## Work to complete:
Would you restate all the data that follows, word for word?

## Data provided:

-- BEGIN --

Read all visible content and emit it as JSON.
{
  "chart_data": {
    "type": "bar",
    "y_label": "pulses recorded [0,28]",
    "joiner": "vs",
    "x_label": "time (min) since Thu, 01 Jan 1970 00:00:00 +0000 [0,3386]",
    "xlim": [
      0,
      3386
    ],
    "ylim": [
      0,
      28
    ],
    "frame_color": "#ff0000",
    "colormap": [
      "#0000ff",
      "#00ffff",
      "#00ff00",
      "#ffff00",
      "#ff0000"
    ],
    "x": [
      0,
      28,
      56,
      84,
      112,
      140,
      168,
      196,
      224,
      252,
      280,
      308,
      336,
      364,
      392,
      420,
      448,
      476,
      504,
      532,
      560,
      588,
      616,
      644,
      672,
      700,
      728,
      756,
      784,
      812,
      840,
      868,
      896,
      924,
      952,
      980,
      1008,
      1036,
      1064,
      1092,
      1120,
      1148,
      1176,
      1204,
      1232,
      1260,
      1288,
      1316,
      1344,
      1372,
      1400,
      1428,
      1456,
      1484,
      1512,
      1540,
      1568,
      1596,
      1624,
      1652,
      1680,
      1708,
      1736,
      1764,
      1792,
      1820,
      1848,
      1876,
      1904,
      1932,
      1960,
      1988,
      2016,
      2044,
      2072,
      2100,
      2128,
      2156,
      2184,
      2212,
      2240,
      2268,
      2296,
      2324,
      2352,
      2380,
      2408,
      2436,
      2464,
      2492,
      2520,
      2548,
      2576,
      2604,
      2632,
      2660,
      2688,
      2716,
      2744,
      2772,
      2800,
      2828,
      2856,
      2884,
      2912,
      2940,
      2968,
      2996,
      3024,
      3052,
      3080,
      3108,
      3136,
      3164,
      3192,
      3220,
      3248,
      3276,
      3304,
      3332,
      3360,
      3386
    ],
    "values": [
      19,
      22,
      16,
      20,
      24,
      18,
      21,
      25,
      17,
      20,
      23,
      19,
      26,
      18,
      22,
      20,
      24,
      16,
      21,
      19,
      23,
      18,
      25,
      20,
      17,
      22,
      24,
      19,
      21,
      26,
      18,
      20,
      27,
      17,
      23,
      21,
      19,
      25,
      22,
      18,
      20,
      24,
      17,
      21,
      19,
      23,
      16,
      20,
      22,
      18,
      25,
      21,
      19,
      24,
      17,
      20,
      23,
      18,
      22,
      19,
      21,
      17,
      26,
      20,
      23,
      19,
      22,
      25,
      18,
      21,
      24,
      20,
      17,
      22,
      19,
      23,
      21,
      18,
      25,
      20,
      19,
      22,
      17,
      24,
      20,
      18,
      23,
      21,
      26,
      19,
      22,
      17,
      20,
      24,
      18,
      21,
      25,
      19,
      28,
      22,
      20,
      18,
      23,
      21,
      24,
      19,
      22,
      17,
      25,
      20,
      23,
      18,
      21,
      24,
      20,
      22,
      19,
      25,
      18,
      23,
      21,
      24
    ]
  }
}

-- END --

## Answer to the task:
Read all visible content and emit it as JSON.
{
  "chart_data": {
    "type": "bar",
    "y_label": "pulses recorded [0,28]",
    "joiner": "vs",
    "x_label": "time (min) since Thu, 01 Jan 1970 00:00:00 +0000 [0,3386]",
    "xlim": [
      0,
      3386
    ],
    "ylim": [
      0,
      28
    ],
    "frame_color": "#ff0000",
    "colormap": [
      "#0000ff",
      "#00ffff",
      "#00ff00",
      "#ffff00",
      "#ff0000"
    ],
    "x": [
      0,
      28,
      56,
      84,
      112,
      140,
      168,
      196,
      224,
      252,
      280,
      308,
      336,
      364,
      392,
      420,
      448,
      476,
      504,
      532,
      560,
      588,
      616,
      644,
      672,
      700,
      728,
      756,
      784,
      812,
      840,
      868,
      896,
      924,
      952,
      980,
      1008,
      1036,
      1064,
      1092,
      1120,
      1148,
      1176,
      1204,
      1232,
      1260,
      1288,
      1316,
      1344,
      1372,
      1400,
      1428,
      1456,
      1484,
      1512,
      1540,
      1568,
      1596,
      1624,
      1652,
      1680,
      1708,
      1736,
      1764,
      1792,
      1820,
      1848,
      1876,
      1904,
      1932,
      1960,
      1988,
      2016,
      2044,
      2072,
      2100,
      2128,
      2156,
      2184,
      2212,
      2240,
      2268,
      2296,
      2324,
      2352,
      2380,
      2408,
      2436,
      2464,
      2492,
      2520,
      2548,
      2576,
      2604,
      2632,
      2660,
      2688,
      2716,
      2744,
      2772,
      2800,
      2828,
      2856,
      2884,
      2912,
      2940,
      2968,
      2996,
      3024,
      3052,
      3080,
      3108,
      3136,
      3164,
      3192,
      3220,
      3248,
      3276,
      3304,
      3332,
      3360,
      3386
    ],
    "values": [
      19,
      22,
      16,
      20,
      24,
      18,
      21,
      25,
      17,
      20,
      23,
      19,
      26,
      18,
      22,
      20,
      24,
      16,
      21,
      19,
      23,
      18,
      25,
      20,
      17,
      22,
      24,
      19,
      21,
      26,
      18,
      20,
      27,
      17,
      23,
      21,
      19,
      25,
      22,
      18,
      20,
      24,
      17,
      21,
      19,
      23,
      16,
      20,
      22,
      18,
      25,
      21,
      19,
      24,
      17,
      20,
      23,
      18,
      22,
      19,
      21,
      17,
      26,
      20,
      23,
      19,
      22,
      25,
      18,
      21,
      24,
      20,
      17,
      22,
      19,
      23,
      21,
      18,
      25,
      20,
      19,
      22,
      17,
      24,
      20,
      18,
      23,
      21,
      26,
      19,
      22,
      17,
      20,
      24,
      18,
      21,
      25,
      19,
      28,
      22,
      20,
      18,
      23,
      21,
      24,
      19,
      22,
      17,
      25,
      20,
      23,
      18,
      21,
      24,
      20,
      22,
      19,
      25,
      18,
      23,
      21,
      24
    ]
  }
}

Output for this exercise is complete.